Without the pictures, copy the entries below word for word.

TASK INPUT –
========
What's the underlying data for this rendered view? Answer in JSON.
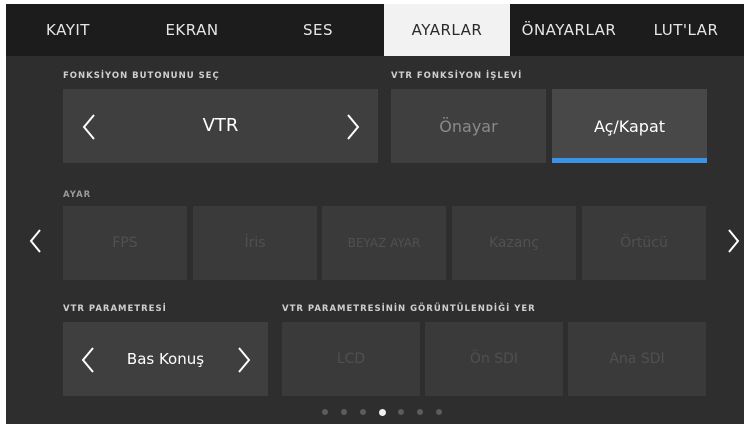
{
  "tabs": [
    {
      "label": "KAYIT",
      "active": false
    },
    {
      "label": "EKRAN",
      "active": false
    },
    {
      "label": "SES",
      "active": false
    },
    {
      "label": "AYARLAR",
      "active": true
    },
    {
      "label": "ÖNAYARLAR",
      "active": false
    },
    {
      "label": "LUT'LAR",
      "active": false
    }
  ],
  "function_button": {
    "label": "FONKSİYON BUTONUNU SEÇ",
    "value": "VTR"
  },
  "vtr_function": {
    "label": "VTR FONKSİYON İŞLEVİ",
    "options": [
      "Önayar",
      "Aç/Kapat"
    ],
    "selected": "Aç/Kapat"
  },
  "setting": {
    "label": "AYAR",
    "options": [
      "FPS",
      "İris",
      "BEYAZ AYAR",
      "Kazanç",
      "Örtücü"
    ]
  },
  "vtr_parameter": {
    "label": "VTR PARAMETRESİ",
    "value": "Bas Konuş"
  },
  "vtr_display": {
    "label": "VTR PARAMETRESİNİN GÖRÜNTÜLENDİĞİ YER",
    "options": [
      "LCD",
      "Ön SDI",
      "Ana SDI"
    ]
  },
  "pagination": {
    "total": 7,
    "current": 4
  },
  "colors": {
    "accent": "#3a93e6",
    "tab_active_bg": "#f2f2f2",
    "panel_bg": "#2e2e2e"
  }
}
========
CORRECT ANSWER –
What's the underlying data for this rendered view? Answer in JSON.
{
  "tabs": [
    {
      "label": "KAYIT",
      "active": false
    },
    {
      "label": "EKRAN",
      "active": false
    },
    {
      "label": "SES",
      "active": false
    },
    {
      "label": "AYARLAR",
      "active": true
    },
    {
      "label": "ÖNAYARLAR",
      "active": false
    },
    {
      "label": "LUT'LAR",
      "active": false
    }
  ],
  "function_button": {
    "label": "FONKSİYON BUTONUNU SEÇ",
    "value": "VTR"
  },
  "vtr_function": {
    "label": "VTR FONKSİYON İŞLEVİ",
    "options": [
      "Önayar",
      "Aç/Kapat"
    ],
    "selected": "Aç/Kapat"
  },
  "setting": {
    "label": "AYAR",
    "options": [
      "FPS",
      "İris",
      "BEYAZ AYAR",
      "Kazanç",
      "Örtücü"
    ]
  },
  "vtr_parameter": {
    "label": "VTR PARAMETRESİ",
    "value": "Bas Konuş"
  },
  "vtr_display": {
    "label": "VTR PARAMETRESİNİN GÖRÜNTÜLENDİĞİ YER",
    "options": [
      "LCD",
      "Ön SDI",
      "Ana SDI"
    ]
  },
  "pagination": {
    "total": 7,
    "current": 4
  },
  "colors": {
    "accent": "#3a93e6",
    "tab_active_bg": "#f2f2f2",
    "panel_bg": "#2e2e2e"
  }
}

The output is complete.